— start SUPPLIED INFORMATION —
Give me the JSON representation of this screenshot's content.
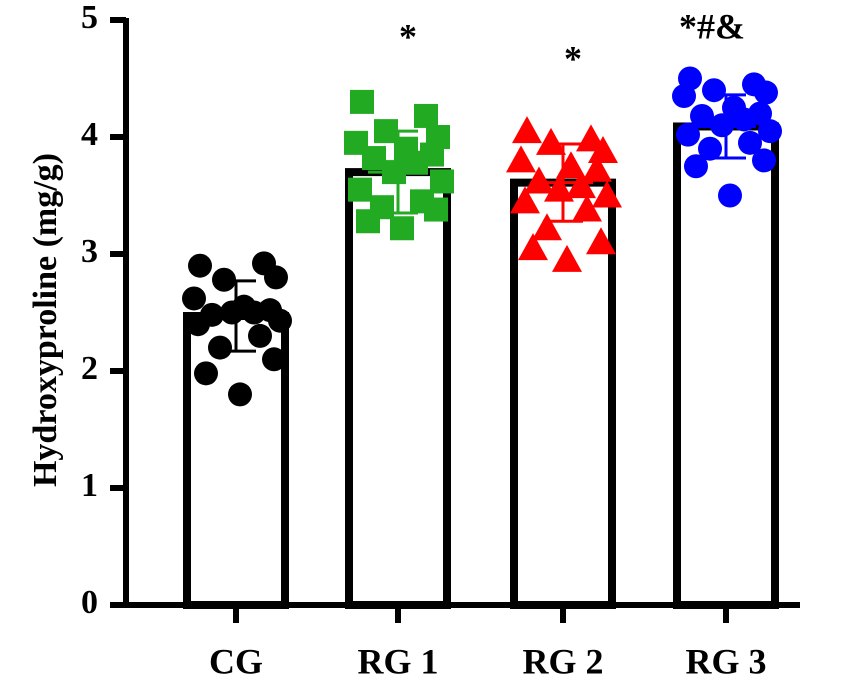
{
  "chart_data": {
    "type": "bar",
    "ylabel": "Hydroxyproline (mg/g)",
    "xlabel": "",
    "ylim": [
      0,
      5
    ],
    "yticks": [
      0,
      1,
      2,
      3,
      4,
      5
    ],
    "grid": false,
    "legend": "none",
    "categories": [
      "CG",
      "RG 1",
      "RG 2",
      "RG 3"
    ],
    "values": [
      2.47,
      3.7,
      3.61,
      4.09
    ],
    "error_sd": [
      0.3,
      0.35,
      0.33,
      0.27
    ],
    "significance": [
      "",
      "*",
      "*",
      "*#&"
    ],
    "series_colors": [
      "#000000",
      "#22aa22",
      "#ff0000",
      "#0000ff"
    ],
    "markers": [
      "circle",
      "square",
      "triangle",
      "circle"
    ],
    "points": [
      [
        2.9,
        2.92,
        2.78,
        2.8,
        2.62,
        2.55,
        2.52,
        2.48,
        2.5,
        2.5,
        2.43,
        2.4,
        2.3,
        2.2,
        2.1,
        1.98,
        1.8
      ],
      [
        4.3,
        4.18,
        4.05,
        4.0,
        3.95,
        3.9,
        3.85,
        3.82,
        3.78,
        3.7,
        3.62,
        3.55,
        3.45,
        3.4,
        3.38,
        3.28,
        3.22
      ],
      [
        4.05,
        3.98,
        3.95,
        3.88,
        3.8,
        3.75,
        3.72,
        3.62,
        3.58,
        3.55,
        3.5,
        3.45,
        3.38,
        3.22,
        3.1,
        3.05,
        2.95
      ],
      [
        4.5,
        4.45,
        4.4,
        4.38,
        4.35,
        4.25,
        4.2,
        4.18,
        4.15,
        4.1,
        4.05,
        4.02,
        3.95,
        3.9,
        3.8,
        3.75,
        3.5
      ]
    ]
  }
}
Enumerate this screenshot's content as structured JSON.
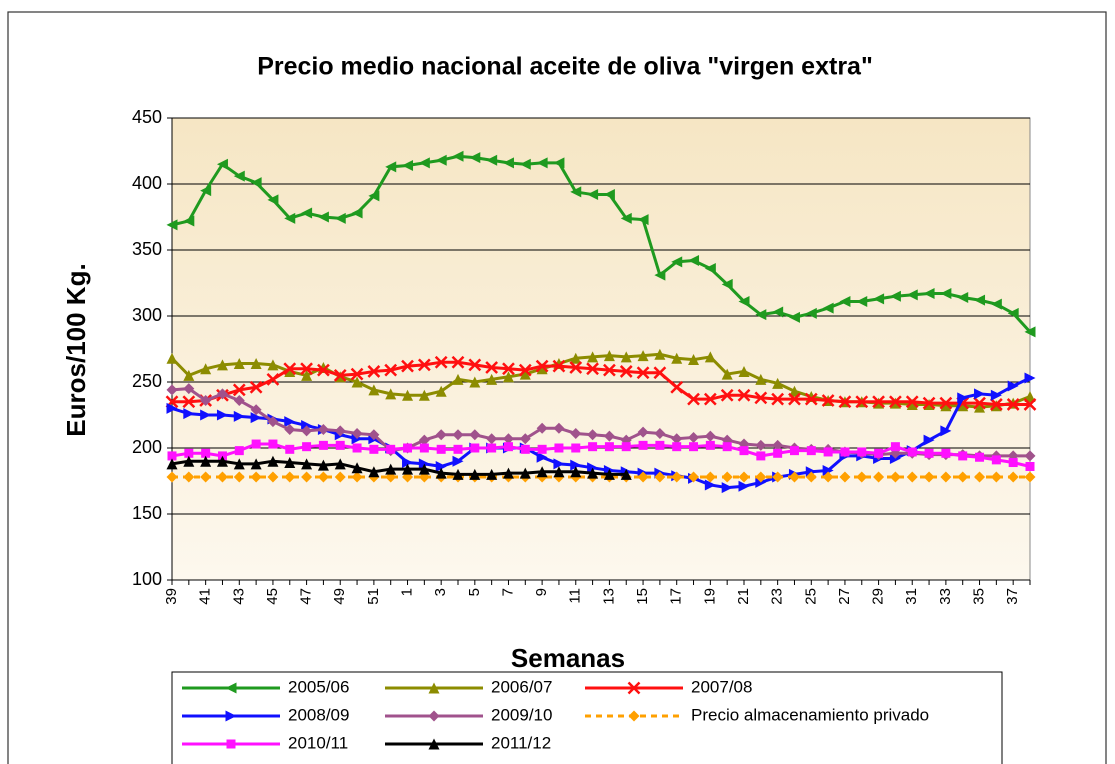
{
  "chart_data": {
    "type": "line",
    "title": "Precio medio nacional aceite de oliva \"virgen extra\"",
    "y_label": "Euros/100 Kg.",
    "x_label": "Semanas",
    "categories": [
      "39",
      null,
      "41",
      null,
      "43",
      null,
      "45",
      null,
      "47",
      null,
      "49",
      null,
      "51",
      null,
      "1",
      null,
      "3",
      null,
      "5",
      null,
      "7",
      null,
      "9",
      null,
      "11",
      null,
      "13",
      null,
      "15",
      null,
      "17",
      null,
      "19",
      null,
      "21",
      null,
      "23",
      null,
      "25",
      null,
      "27",
      null,
      "29",
      null,
      "31",
      null,
      "33",
      null,
      "35",
      null,
      "37",
      null
    ],
    "ylim": [
      100,
      450
    ],
    "yticks": [
      100,
      150,
      200,
      250,
      300,
      350,
      400,
      450
    ],
    "grid": true,
    "legend": "bottom",
    "series": [
      {
        "name": "2005/06",
        "color": "#1f9a1f",
        "marker": "triangle-left",
        "values": [
          369,
          372,
          395,
          415,
          406,
          401,
          388,
          374,
          378,
          375,
          374,
          378,
          391,
          413,
          414,
          416,
          418,
          421,
          420,
          418,
          416,
          415,
          416,
          416,
          394,
          392,
          392,
          374,
          373,
          331,
          341,
          342,
          336,
          324,
          311,
          301,
          303,
          299,
          302,
          306,
          311,
          311,
          313,
          315,
          316,
          317,
          317,
          314,
          312,
          309,
          302,
          288
        ]
      },
      {
        "name": "2006/07",
        "color": "#8c8c00",
        "marker": "triangle-up",
        "values": [
          268,
          255,
          260,
          263,
          264,
          264,
          263,
          258,
          255,
          261,
          254,
          250,
          244,
          241,
          240,
          240,
          243,
          252,
          250,
          252,
          254,
          256,
          260,
          264,
          268,
          269,
          270,
          269,
          270,
          271,
          268,
          267,
          269,
          256,
          258,
          252,
          249,
          243,
          239,
          236,
          235,
          235,
          234,
          234,
          233,
          233,
          232,
          232,
          231,
          232,
          234,
          239
        ]
      },
      {
        "name": "2007/08",
        "color": "#ff1010",
        "marker": "x",
        "values": [
          235,
          235,
          236,
          240,
          244,
          246,
          252,
          260,
          260,
          259,
          255,
          256,
          258,
          259,
          262,
          263,
          265,
          265,
          263,
          261,
          260,
          259,
          262,
          262,
          261,
          260,
          259,
          258,
          257,
          257,
          246,
          237,
          237,
          240,
          240,
          238,
          237,
          237,
          237,
          236,
          235,
          235,
          235,
          235,
          235,
          234,
          234,
          234,
          234,
          233,
          233,
          233
        ]
      },
      {
        "name": "2008/09",
        "color": "#1010ff",
        "marker": "triangle-right",
        "values": [
          230,
          226,
          225,
          225,
          224,
          223,
          222,
          220,
          217,
          214,
          210,
          207,
          207,
          200,
          189,
          188,
          186,
          190,
          200,
          200,
          200,
          200,
          193,
          188,
          187,
          185,
          183,
          182,
          181,
          181,
          179,
          177,
          172,
          170,
          171,
          174,
          178,
          180,
          182,
          183,
          194,
          194,
          192,
          192,
          198,
          206,
          213,
          238,
          241,
          240,
          247,
          253
        ]
      },
      {
        "name": "2009/10",
        "color": "#a0528c",
        "marker": "diamond",
        "values": [
          244,
          245,
          236,
          241,
          236,
          229,
          220,
          214,
          213,
          214,
          213,
          211,
          210,
          198,
          200,
          206,
          210,
          210,
          210,
          207,
          207,
          207,
          215,
          215,
          211,
          210,
          209,
          206,
          212,
          211,
          207,
          208,
          209,
          206,
          203,
          202,
          202,
          200,
          199,
          199,
          197,
          196,
          195,
          196,
          196,
          195,
          195,
          195,
          194,
          194,
          194,
          194
        ]
      },
      {
        "name": "Precio almacenamiento privado",
        "color": "#ffa000",
        "marker": "diamond",
        "dashed": true,
        "values": [
          178,
          178,
          178,
          178,
          178,
          178,
          178,
          178,
          178,
          178,
          178,
          178,
          178,
          178,
          178,
          178,
          178,
          178,
          178,
          178,
          178,
          178,
          178,
          178,
          178,
          178,
          178,
          178,
          178,
          178,
          178,
          178,
          178,
          178,
          178,
          178,
          178,
          178,
          178,
          178,
          178,
          178,
          178,
          178,
          178,
          178,
          178,
          178,
          178,
          178,
          178,
          178
        ]
      },
      {
        "name": "2010/11",
        "color": "#ff10ff",
        "marker": "square",
        "values": [
          194,
          196,
          196,
          194,
          198,
          203,
          203,
          199,
          201,
          202,
          202,
          200,
          199,
          199,
          200,
          200,
          199,
          199,
          200,
          200,
          201,
          199,
          199,
          200,
          200,
          201,
          201,
          201,
          202,
          202,
          201,
          201,
          202,
          201,
          198,
          194,
          196,
          198,
          198,
          197,
          197,
          197,
          196,
          201,
          197,
          196,
          196,
          194,
          193,
          191,
          189,
          186
        ]
      },
      {
        "name": "2011/12",
        "color": "#000000",
        "marker": "triangle-up",
        "values": [
          188,
          190,
          190,
          190,
          188,
          188,
          190,
          189,
          188,
          187,
          188,
          185,
          182,
          184,
          184,
          184,
          181,
          180,
          180,
          180,
          181,
          181,
          182,
          182,
          182,
          181,
          180,
          180,
          null,
          null,
          null,
          null,
          null,
          null,
          null,
          null,
          null,
          null,
          null,
          null,
          null,
          null,
          null,
          null,
          null,
          null,
          null,
          null,
          null,
          null,
          null,
          null
        ]
      }
    ]
  }
}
— end SUPPLIED INFORMATION —
--- YOUR INSTRUCTIONS ---
Leave the pictures out and copy the rest of the data exactly.

--- RESPONSE TO THE EXERCISE ---
Give me the JSON representation of this screenshot's content.
{
  "chart_data": {
    "type": "bar",
    "ylabel": "Hydroxyproline (mg/g)",
    "xlabel": "",
    "ylim": [
      0,
      5
    ],
    "yticks": [
      0,
      1,
      2,
      3,
      4,
      5
    ],
    "grid": false,
    "legend": "none",
    "categories": [
      "CG",
      "RG 1",
      "RG 2",
      "RG 3"
    ],
    "values": [
      2.47,
      3.7,
      3.61,
      4.09
    ],
    "error_sd": [
      0.3,
      0.35,
      0.33,
      0.27
    ],
    "significance": [
      "",
      "*",
      "*",
      "*#&"
    ],
    "series_colors": [
      "#000000",
      "#22aa22",
      "#ff0000",
      "#0000ff"
    ],
    "markers": [
      "circle",
      "square",
      "triangle",
      "circle"
    ],
    "points": [
      [
        2.9,
        2.92,
        2.78,
        2.8,
        2.62,
        2.55,
        2.52,
        2.48,
        2.5,
        2.5,
        2.43,
        2.4,
        2.3,
        2.2,
        2.1,
        1.98,
        1.8
      ],
      [
        4.3,
        4.18,
        4.05,
        4.0,
        3.95,
        3.9,
        3.85,
        3.82,
        3.78,
        3.7,
        3.62,
        3.55,
        3.45,
        3.4,
        3.38,
        3.28,
        3.22
      ],
      [
        4.05,
        3.98,
        3.95,
        3.88,
        3.8,
        3.75,
        3.72,
        3.62,
        3.58,
        3.55,
        3.5,
        3.45,
        3.38,
        3.22,
        3.1,
        3.05,
        2.95
      ],
      [
        4.5,
        4.45,
        4.4,
        4.38,
        4.35,
        4.25,
        4.2,
        4.18,
        4.15,
        4.1,
        4.05,
        4.02,
        3.95,
        3.9,
        3.8,
        3.75,
        3.5
      ]
    ]
  }
}
Enumerate this screenshot's content as structured JSON.
{
  "chart_data": {
    "type": "line",
    "title": "Precio medio nacional aceite de oliva \"virgen extra\"",
    "y_label": "Euros/100 Kg.",
    "x_label": "Semanas",
    "categories": [
      "39",
      null,
      "41",
      null,
      "43",
      null,
      "45",
      null,
      "47",
      null,
      "49",
      null,
      "51",
      null,
      "1",
      null,
      "3",
      null,
      "5",
      null,
      "7",
      null,
      "9",
      null,
      "11",
      null,
      "13",
      null,
      "15",
      null,
      "17",
      null,
      "19",
      null,
      "21",
      null,
      "23",
      null,
      "25",
      null,
      "27",
      null,
      "29",
      null,
      "31",
      null,
      "33",
      null,
      "35",
      null,
      "37",
      null
    ],
    "ylim": [
      100,
      450
    ],
    "yticks": [
      100,
      150,
      200,
      250,
      300,
      350,
      400,
      450
    ],
    "grid": true,
    "legend": "bottom",
    "series": [
      {
        "name": "2005/06",
        "color": "#1f9a1f",
        "marker": "triangle-left",
        "values": [
          369,
          372,
          395,
          415,
          406,
          401,
          388,
          374,
          378,
          375,
          374,
          378,
          391,
          413,
          414,
          416,
          418,
          421,
          420,
          418,
          416,
          415,
          416,
          416,
          394,
          392,
          392,
          374,
          373,
          331,
          341,
          342,
          336,
          324,
          311,
          301,
          303,
          299,
          302,
          306,
          311,
          311,
          313,
          315,
          316,
          317,
          317,
          314,
          312,
          309,
          302,
          288
        ]
      },
      {
        "name": "2006/07",
        "color": "#8c8c00",
        "marker": "triangle-up",
        "values": [
          268,
          255,
          260,
          263,
          264,
          264,
          263,
          258,
          255,
          261,
          254,
          250,
          244,
          241,
          240,
          240,
          243,
          252,
          250,
          252,
          254,
          256,
          260,
          264,
          268,
          269,
          270,
          269,
          270,
          271,
          268,
          267,
          269,
          256,
          258,
          252,
          249,
          243,
          239,
          236,
          235,
          235,
          234,
          234,
          233,
          233,
          232,
          232,
          231,
          232,
          234,
          239
        ]
      },
      {
        "name": "2007/08",
        "color": "#ff1010",
        "marker": "x",
        "values": [
          235,
          235,
          236,
          240,
          244,
          246,
          252,
          260,
          260,
          259,
          255,
          256,
          258,
          259,
          262,
          263,
          265,
          265,
          263,
          261,
          260,
          259,
          262,
          262,
          261,
          260,
          259,
          258,
          257,
          257,
          246,
          237,
          237,
          240,
          240,
          238,
          237,
          237,
          237,
          236,
          235,
          235,
          235,
          235,
          235,
          234,
          234,
          234,
          234,
          233,
          233,
          233
        ]
      },
      {
        "name": "2008/09",
        "color": "#1010ff",
        "marker": "triangle-right",
        "values": [
          230,
          226,
          225,
          225,
          224,
          223,
          222,
          220,
          217,
          214,
          210,
          207,
          207,
          200,
          189,
          188,
          186,
          190,
          200,
          200,
          200,
          200,
          193,
          188,
          187,
          185,
          183,
          182,
          181,
          181,
          179,
          177,
          172,
          170,
          171,
          174,
          178,
          180,
          182,
          183,
          194,
          194,
          192,
          192,
          198,
          206,
          213,
          238,
          241,
          240,
          247,
          253
        ]
      },
      {
        "name": "2009/10",
        "color": "#a0528c",
        "marker": "diamond",
        "values": [
          244,
          245,
          236,
          241,
          236,
          229,
          220,
          214,
          213,
          214,
          213,
          211,
          210,
          198,
          200,
          206,
          210,
          210,
          210,
          207,
          207,
          207,
          215,
          215,
          211,
          210,
          209,
          206,
          212,
          211,
          207,
          208,
          209,
          206,
          203,
          202,
          202,
          200,
          199,
          199,
          197,
          196,
          195,
          196,
          196,
          195,
          195,
          195,
          194,
          194,
          194,
          194
        ]
      },
      {
        "name": "Precio almacenamiento privado",
        "color": "#ffa000",
        "marker": "diamond",
        "dashed": true,
        "values": [
          178,
          178,
          178,
          178,
          178,
          178,
          178,
          178,
          178,
          178,
          178,
          178,
          178,
          178,
          178,
          178,
          178,
          178,
          178,
          178,
          178,
          178,
          178,
          178,
          178,
          178,
          178,
          178,
          178,
          178,
          178,
          178,
          178,
          178,
          178,
          178,
          178,
          178,
          178,
          178,
          178,
          178,
          178,
          178,
          178,
          178,
          178,
          178,
          178,
          178,
          178,
          178
        ]
      },
      {
        "name": "2010/11",
        "color": "#ff10ff",
        "marker": "square",
        "values": [
          194,
          196,
          196,
          194,
          198,
          203,
          203,
          199,
          201,
          202,
          202,
          200,
          199,
          199,
          200,
          200,
          199,
          199,
          200,
          200,
          201,
          199,
          199,
          200,
          200,
          201,
          201,
          201,
          202,
          202,
          201,
          201,
          202,
          201,
          198,
          194,
          196,
          198,
          198,
          197,
          197,
          197,
          196,
          201,
          197,
          196,
          196,
          194,
          193,
          191,
          189,
          186
        ]
      },
      {
        "name": "2011/12",
        "color": "#000000",
        "marker": "triangle-up",
        "values": [
          188,
          190,
          190,
          190,
          188,
          188,
          190,
          189,
          188,
          187,
          188,
          185,
          182,
          184,
          184,
          184,
          181,
          180,
          180,
          180,
          181,
          181,
          182,
          182,
          182,
          181,
          180,
          180,
          null,
          null,
          null,
          null,
          null,
          null,
          null,
          null,
          null,
          null,
          null,
          null,
          null,
          null,
          null,
          null,
          null,
          null,
          null,
          null,
          null,
          null,
          null,
          null
        ]
      }
    ]
  }
}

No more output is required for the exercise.